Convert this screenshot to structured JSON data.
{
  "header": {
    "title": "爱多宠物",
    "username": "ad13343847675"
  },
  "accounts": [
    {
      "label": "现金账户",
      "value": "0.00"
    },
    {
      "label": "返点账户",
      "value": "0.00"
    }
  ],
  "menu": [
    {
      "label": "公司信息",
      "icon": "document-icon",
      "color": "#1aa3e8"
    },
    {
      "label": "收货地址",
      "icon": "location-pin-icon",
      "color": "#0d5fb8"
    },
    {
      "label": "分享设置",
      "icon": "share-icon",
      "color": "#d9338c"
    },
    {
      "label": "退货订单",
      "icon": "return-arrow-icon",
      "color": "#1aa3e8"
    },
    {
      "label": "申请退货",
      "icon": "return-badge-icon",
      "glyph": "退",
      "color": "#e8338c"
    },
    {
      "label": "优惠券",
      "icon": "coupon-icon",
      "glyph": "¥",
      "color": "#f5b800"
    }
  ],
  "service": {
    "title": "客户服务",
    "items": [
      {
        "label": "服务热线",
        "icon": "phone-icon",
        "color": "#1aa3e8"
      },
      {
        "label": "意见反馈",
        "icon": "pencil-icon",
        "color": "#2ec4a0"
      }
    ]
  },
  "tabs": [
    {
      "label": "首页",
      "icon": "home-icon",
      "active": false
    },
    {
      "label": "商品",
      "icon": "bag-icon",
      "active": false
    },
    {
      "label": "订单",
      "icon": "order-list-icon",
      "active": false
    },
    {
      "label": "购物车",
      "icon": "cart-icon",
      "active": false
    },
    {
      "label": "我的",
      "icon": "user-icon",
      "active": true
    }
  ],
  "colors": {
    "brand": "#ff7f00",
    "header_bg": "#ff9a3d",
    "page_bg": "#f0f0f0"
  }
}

= = = = =

## PROBLEM DETAILS
Please reproduce all of the entries exactly as they stand.

## ANSWER TO THIS EXERCISE
Convert this screenshot to structured JSON data.
{
  "header": {
    "title": "爱多宠物",
    "username": "ad13343847675"
  },
  "accounts": [
    {
      "label": "现金账户",
      "value": "0.00"
    },
    {
      "label": "返点账户",
      "value": "0.00"
    }
  ],
  "menu": [
    {
      "label": "公司信息",
      "icon": "document-icon",
      "color": "#1aa3e8"
    },
    {
      "label": "收货地址",
      "icon": "location-pin-icon",
      "color": "#0d5fb8"
    },
    {
      "label": "分享设置",
      "icon": "share-icon",
      "color": "#d9338c"
    },
    {
      "label": "退货订单",
      "icon": "return-arrow-icon",
      "color": "#1aa3e8"
    },
    {
      "label": "申请退货",
      "icon": "return-badge-icon",
      "glyph": "退",
      "color": "#e8338c"
    },
    {
      "label": "优惠券",
      "icon": "coupon-icon",
      "glyph": "¥",
      "color": "#f5b800"
    }
  ],
  "service": {
    "title": "客户服务",
    "items": [
      {
        "label": "服务热线",
        "icon": "phone-icon",
        "color": "#1aa3e8"
      },
      {
        "label": "意见反馈",
        "icon": "pencil-icon",
        "color": "#2ec4a0"
      }
    ]
  },
  "tabs": [
    {
      "label": "首页",
      "icon": "home-icon",
      "active": false
    },
    {
      "label": "商品",
      "icon": "bag-icon",
      "active": false
    },
    {
      "label": "订单",
      "icon": "order-list-icon",
      "active": false
    },
    {
      "label": "购物车",
      "icon": "cart-icon",
      "active": false
    },
    {
      "label": "我的",
      "icon": "user-icon",
      "active": true
    }
  ],
  "colors": {
    "brand": "#ff7f00",
    "header_bg": "#ff9a3d",
    "page_bg": "#f0f0f0"
  }
}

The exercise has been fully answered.